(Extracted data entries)
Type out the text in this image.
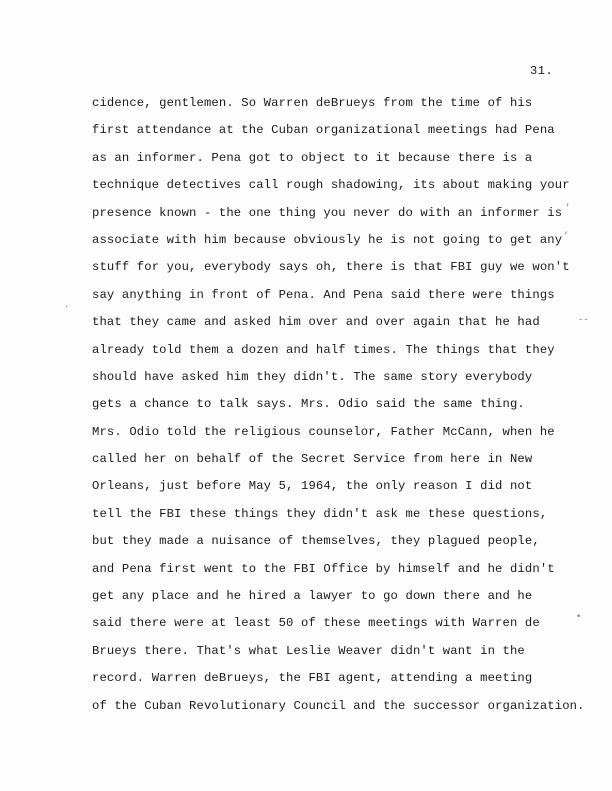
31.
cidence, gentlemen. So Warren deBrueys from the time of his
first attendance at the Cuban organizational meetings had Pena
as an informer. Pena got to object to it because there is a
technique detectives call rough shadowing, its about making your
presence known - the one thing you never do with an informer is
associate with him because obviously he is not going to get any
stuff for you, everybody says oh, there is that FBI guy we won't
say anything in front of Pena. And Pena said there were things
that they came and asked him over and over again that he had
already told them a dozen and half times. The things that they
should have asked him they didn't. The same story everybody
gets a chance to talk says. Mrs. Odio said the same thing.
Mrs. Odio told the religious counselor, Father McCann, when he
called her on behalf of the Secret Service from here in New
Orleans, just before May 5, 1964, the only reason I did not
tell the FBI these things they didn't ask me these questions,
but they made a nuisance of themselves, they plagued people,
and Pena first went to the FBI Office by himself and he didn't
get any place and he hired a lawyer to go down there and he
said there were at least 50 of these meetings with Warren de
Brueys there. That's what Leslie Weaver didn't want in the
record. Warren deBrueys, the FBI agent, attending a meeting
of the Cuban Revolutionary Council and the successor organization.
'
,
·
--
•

• _TASK DETAILS_
Quote every record above exactly, leaving out the pictures.

• _THE COMPLETED TASK_
Type out the text in this image.
31.
cidence, gentlemen. So Warren deBrueys from the time of his
first attendance at the Cuban organizational meetings had Pena
as an informer. Pena got to object to it because there is a
technique detectives call rough shadowing, its about making your
presence known - the one thing you never do with an informer is
associate with him because obviously he is not going to get any
stuff for you, everybody says oh, there is that FBI guy we won't
say anything in front of Pena. And Pena said there were things
that they came and asked him over and over again that he had
already told them a dozen and half times. The things that they
should have asked him they didn't. The same story everybody
gets a chance to talk says. Mrs. Odio said the same thing.
Mrs. Odio told the religious counselor, Father McCann, when he
called her on behalf of the Secret Service from here in New
Orleans, just before May 5, 1964, the only reason I did not
tell the FBI these things they didn't ask me these questions,
but they made a nuisance of themselves, they plagued people,
and Pena first went to the FBI Office by himself and he didn't
get any place and he hired a lawyer to go down there and he
said there were at least 50 of these meetings with Warren de
Brueys there. That's what Leslie Weaver didn't want in the
record. Warren deBrueys, the FBI agent, attending a meeting
of the Cuban Revolutionary Council and the successor organization.
'
,
·
--
•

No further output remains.